== GIVEN REQUEST ==
According to the article on the David Webb animal exhibit, through what date will the exhibit remain open?

** begin PASSAGE SHOWN **

Fans of David Webb would never balk at referring to the late American jeweler’s work as art, nor would they quibble over the importance animals played in his designs. The North Carolina-born designer, who passed away in 1975 at the age of 50, created a whimsical, award-winning menagerie for his namesake house. And for the first time ever, the American jeweler is hosting an in-house exhibit to showcase Webb’s creature creations.
The heritage brand will host A Walk in the Woods: David Webb’s Artful Animals at its Madison Avenue flagship on Sept. 19. On display will be pieces from the David Webb Museum Collection, designs pulled from the archives, and two brand new owl jewels—a very au courant motif—based on archival sketches. The ticketed, by-appointment-only exhibit, which is open through October 2, will showcase over 40 jewels and objets in tandem with curated archival materials and immersive multimedia.

** end PASSAGE SHOWN **
** begin LISTING **

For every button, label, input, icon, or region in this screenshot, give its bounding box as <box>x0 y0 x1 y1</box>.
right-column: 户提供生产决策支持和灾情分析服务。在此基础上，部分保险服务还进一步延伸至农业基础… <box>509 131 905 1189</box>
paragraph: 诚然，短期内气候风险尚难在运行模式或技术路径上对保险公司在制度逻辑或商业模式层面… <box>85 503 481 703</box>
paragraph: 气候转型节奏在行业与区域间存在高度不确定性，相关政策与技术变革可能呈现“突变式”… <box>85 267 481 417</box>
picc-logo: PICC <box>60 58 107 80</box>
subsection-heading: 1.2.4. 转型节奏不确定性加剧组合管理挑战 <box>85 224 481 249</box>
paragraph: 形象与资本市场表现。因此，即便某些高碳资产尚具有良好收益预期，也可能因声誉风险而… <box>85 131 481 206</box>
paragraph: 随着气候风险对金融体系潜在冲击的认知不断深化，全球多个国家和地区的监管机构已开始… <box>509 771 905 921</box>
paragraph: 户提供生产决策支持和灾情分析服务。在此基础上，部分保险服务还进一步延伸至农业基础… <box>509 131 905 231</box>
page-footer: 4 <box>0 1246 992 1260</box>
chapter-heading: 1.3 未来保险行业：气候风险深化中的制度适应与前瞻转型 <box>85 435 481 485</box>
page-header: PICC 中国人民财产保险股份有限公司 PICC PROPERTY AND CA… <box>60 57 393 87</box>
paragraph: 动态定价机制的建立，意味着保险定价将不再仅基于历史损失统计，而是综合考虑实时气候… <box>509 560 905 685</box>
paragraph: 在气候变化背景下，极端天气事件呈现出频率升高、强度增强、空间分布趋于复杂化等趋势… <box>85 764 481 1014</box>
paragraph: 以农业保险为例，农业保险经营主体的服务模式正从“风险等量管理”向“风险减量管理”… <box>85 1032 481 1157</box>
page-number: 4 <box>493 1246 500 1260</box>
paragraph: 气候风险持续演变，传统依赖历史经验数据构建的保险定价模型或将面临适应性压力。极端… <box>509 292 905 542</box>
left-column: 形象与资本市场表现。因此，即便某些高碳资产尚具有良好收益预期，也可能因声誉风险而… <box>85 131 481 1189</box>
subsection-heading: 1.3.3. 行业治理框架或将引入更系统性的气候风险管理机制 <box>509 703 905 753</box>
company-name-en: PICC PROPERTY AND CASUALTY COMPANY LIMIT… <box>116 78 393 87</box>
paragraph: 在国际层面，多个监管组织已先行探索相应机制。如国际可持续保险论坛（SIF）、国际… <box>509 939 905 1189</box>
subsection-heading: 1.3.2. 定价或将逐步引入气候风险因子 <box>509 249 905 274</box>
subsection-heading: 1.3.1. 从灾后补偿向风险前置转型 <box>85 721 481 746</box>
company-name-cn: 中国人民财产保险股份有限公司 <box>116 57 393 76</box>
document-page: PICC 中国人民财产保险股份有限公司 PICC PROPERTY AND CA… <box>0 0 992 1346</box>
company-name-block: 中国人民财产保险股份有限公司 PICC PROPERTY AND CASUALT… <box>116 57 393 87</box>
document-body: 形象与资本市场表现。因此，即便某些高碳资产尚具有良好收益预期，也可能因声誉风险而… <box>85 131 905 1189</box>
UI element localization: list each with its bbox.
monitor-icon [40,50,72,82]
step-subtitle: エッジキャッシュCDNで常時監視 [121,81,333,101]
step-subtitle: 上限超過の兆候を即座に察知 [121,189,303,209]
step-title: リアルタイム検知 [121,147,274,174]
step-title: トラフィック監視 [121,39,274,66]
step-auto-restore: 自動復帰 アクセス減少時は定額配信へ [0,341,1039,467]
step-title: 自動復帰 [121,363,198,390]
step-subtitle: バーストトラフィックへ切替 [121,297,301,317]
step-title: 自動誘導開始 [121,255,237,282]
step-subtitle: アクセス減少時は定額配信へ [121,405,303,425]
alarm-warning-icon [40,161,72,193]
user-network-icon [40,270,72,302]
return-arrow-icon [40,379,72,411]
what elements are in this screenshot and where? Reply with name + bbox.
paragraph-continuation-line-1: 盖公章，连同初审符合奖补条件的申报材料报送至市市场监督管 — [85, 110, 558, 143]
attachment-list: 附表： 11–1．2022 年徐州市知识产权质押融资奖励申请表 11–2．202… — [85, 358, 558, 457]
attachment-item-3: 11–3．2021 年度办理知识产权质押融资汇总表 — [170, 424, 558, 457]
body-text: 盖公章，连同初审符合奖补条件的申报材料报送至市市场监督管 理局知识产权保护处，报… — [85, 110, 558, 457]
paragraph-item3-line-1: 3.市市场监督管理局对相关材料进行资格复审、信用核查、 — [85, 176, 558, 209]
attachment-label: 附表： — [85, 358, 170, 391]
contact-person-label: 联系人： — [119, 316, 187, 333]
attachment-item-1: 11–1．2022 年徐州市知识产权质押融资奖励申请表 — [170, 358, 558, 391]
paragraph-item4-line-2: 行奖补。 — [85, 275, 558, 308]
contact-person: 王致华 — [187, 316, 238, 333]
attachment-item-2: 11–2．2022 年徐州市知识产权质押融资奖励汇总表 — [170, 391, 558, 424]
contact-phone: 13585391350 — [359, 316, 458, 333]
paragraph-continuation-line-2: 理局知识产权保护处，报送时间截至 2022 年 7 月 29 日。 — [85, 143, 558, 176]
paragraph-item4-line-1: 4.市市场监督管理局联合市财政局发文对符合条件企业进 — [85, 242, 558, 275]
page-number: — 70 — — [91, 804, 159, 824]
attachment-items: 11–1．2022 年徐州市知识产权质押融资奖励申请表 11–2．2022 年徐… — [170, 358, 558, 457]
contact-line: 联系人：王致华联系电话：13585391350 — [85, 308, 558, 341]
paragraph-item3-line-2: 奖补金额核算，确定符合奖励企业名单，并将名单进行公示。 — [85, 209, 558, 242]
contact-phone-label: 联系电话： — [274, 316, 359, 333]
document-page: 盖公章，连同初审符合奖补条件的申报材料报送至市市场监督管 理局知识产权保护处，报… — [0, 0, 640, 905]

** end LISTING **

== TASK RESULT ==
October 2